## Given exercise
Exactly reproduce all the records, keeping pictures out of the copy.

## Raw records
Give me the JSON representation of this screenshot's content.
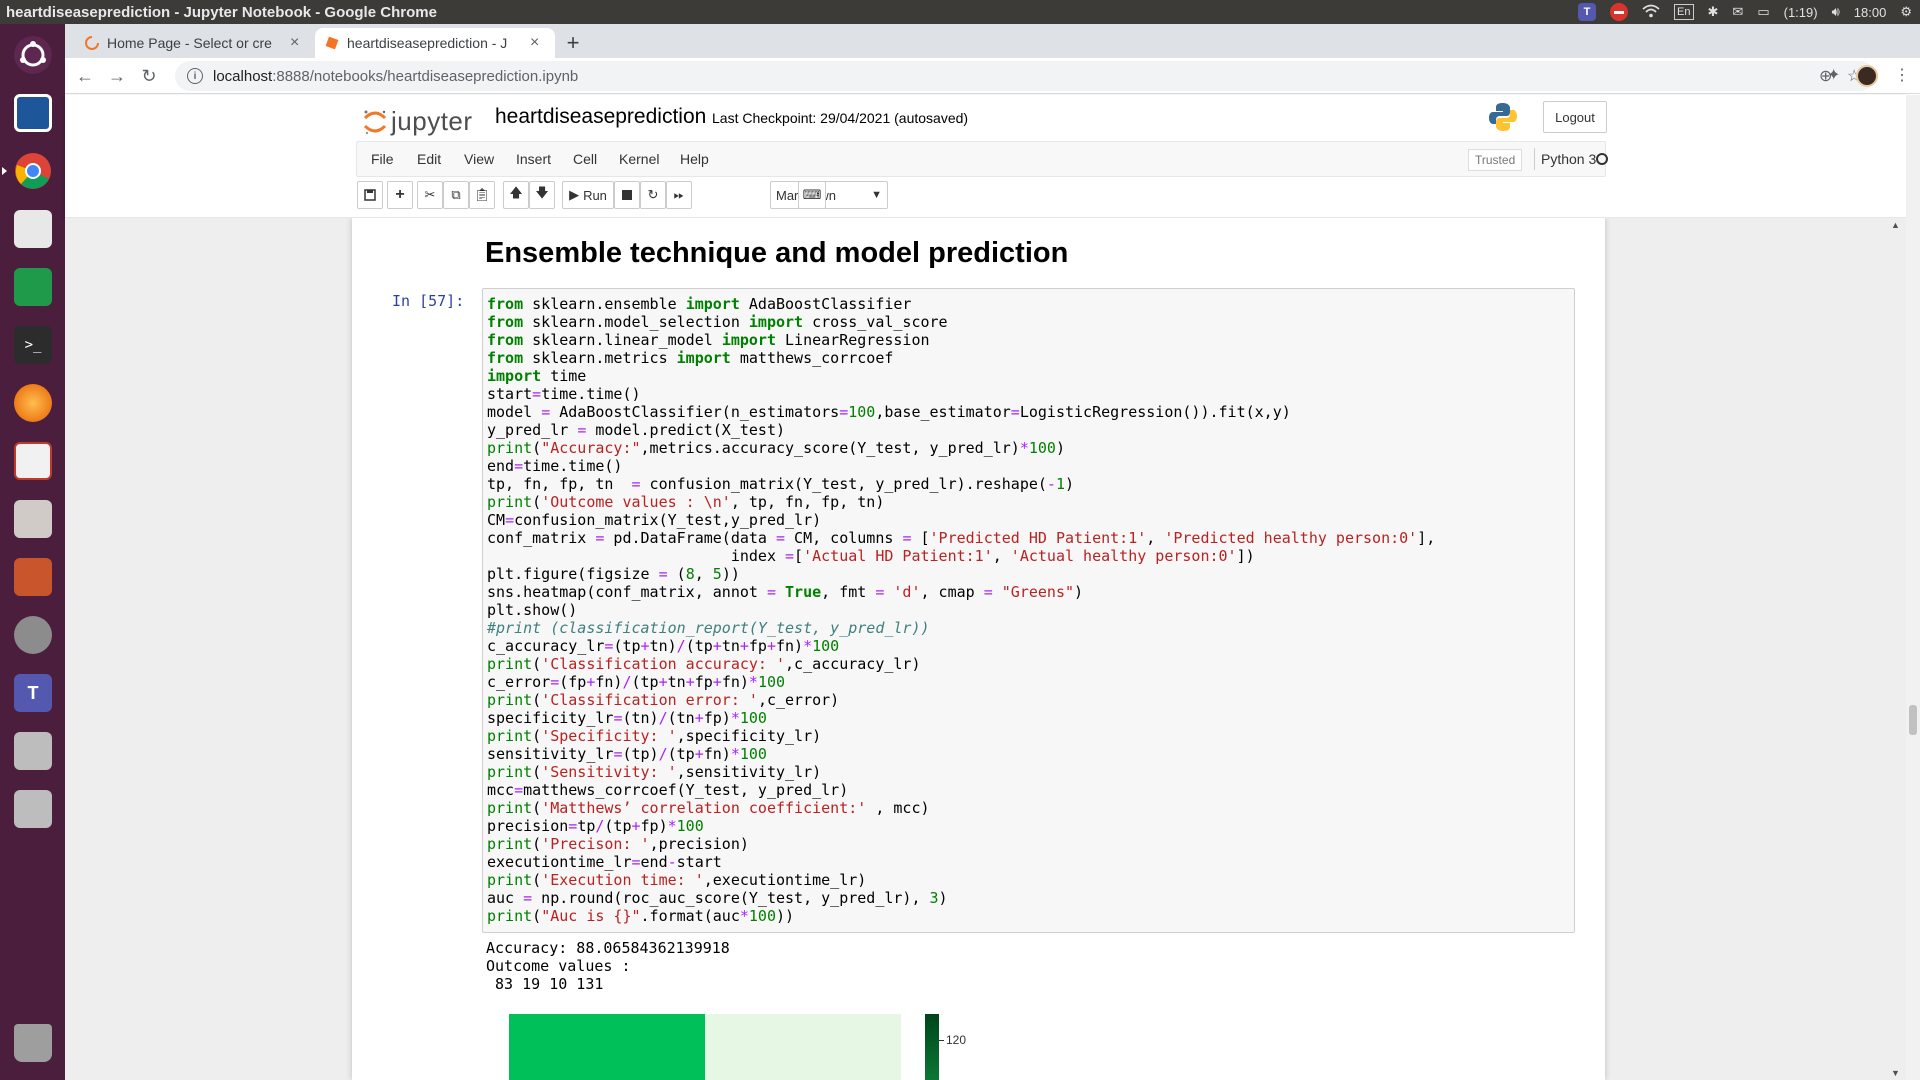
{
  "window_title": "heartdiseaseprediction - Jupyter Notebook - Google Chrome",
  "tray": {
    "input_lang": "En",
    "battery": "(1:19)",
    "clock": "18:00"
  },
  "tabs": [
    {
      "label": "Home Page - Select or cre",
      "close": "×"
    },
    {
      "label": "heartdiseaseprediction - J",
      "close": "×"
    }
  ],
  "newtab": "+",
  "url": {
    "host": "localhost",
    "rest": ":8888/notebooks/heartdiseaseprediction.ipynb"
  },
  "jupyter": {
    "logo_text": "jupyter",
    "notebook_name": "heartdiseaseprediction",
    "checkpoint": "Last Checkpoint: 29/04/2021   (autosaved)",
    "logout": "Logout",
    "menu": [
      "File",
      "Edit",
      "View",
      "Insert",
      "Cell",
      "Kernel",
      "Help"
    ],
    "trusted": "Trusted",
    "kernel": "Python 3",
    "run_label": "Run",
    "cell_type": "Markdown"
  },
  "cell": {
    "heading": "Ensemble technique and model prediction",
    "prompt": "In [57]:",
    "output_lines": [
      "Accuracy: 88.06584362139918",
      "Outcome values :",
      " 83 19 10 131"
    ]
  },
  "heatmap": {
    "colorbar_tick": "120",
    "colors": [
      "#00c05a",
      "#e6f7e3"
    ]
  }
}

## Answer in full
Give me the JSON representation of this screenshot's content.
{
  "window_title": "heartdiseaseprediction - Jupyter Notebook - Google Chrome",
  "tray": {
    "input_lang": "En",
    "battery": "(1:19)",
    "clock": "18:00"
  },
  "tabs": [
    {
      "label": "Home Page - Select or cre",
      "close": "×"
    },
    {
      "label": "heartdiseaseprediction - J",
      "close": "×"
    }
  ],
  "newtab": "+",
  "url": {
    "host": "localhost",
    "rest": ":8888/notebooks/heartdiseaseprediction.ipynb"
  },
  "jupyter": {
    "logo_text": "jupyter",
    "notebook_name": "heartdiseaseprediction",
    "checkpoint": "Last Checkpoint: 29/04/2021   (autosaved)",
    "logout": "Logout",
    "menu": [
      "File",
      "Edit",
      "View",
      "Insert",
      "Cell",
      "Kernel",
      "Help"
    ],
    "trusted": "Trusted",
    "kernel": "Python 3",
    "run_label": "Run",
    "cell_type": "Markdown"
  },
  "cell": {
    "heading": "Ensemble technique and model prediction",
    "prompt": "In [57]:",
    "output_lines": [
      "Accuracy: 88.06584362139918",
      "Outcome values :",
      " 83 19 10 131"
    ]
  },
  "heatmap": {
    "colorbar_tick": "120",
    "colors": [
      "#00c05a",
      "#e6f7e3"
    ]
  }
}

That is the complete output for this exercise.